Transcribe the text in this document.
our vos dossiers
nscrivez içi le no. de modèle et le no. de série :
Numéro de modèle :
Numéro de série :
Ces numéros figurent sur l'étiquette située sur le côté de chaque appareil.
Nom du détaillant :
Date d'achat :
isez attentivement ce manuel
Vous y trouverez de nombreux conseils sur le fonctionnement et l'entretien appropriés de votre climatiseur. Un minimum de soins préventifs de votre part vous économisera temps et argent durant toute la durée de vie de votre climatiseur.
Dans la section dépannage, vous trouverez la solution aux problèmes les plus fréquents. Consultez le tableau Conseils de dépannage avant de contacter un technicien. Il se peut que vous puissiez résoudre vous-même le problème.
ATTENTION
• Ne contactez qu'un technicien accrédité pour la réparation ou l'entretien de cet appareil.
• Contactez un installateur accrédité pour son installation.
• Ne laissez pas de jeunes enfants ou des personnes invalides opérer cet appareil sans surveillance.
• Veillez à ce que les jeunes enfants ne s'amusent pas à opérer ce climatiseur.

======

Transcribe the material exactly as it reads.

• Answer for the task:
Transcribe the text in this document.
our vos dossiers
nscrivez içi le no. de modèle et le no. de série :
Numéro de modèle :
Numéro de série :
Ces numéros figurent sur l'étiquette située sur le côté de chaque appareil.
Nom du détaillant :
Date d'achat :
isez attentivement ce manuel
Vous y trouverez de nombreux conseils sur le fonctionnement et l'entretien appropriés de votre climatiseur. Un minimum de soins préventifs de votre part vous économisera temps et argent durant toute la durée de vie de votre climatiseur.
Dans la section dépannage, vous trouverez la solution aux problèmes les plus fréquents. Consultez le tableau Conseils de dépannage avant de contacter un technicien. Il se peut que vous puissiez résoudre vous-même le problème.
ATTENTION
• Ne contactez qu'un technicien accrédité pour la réparation ou l'entretien de cet appareil.
• Contactez un installateur accrédité pour son installation.
• Ne laissez pas de jeunes enfants ou des personnes invalides opérer cet appareil sans surveillance.
• Veillez à ce que les jeunes enfants ne s'amusent pas à opérer ce climatiseur.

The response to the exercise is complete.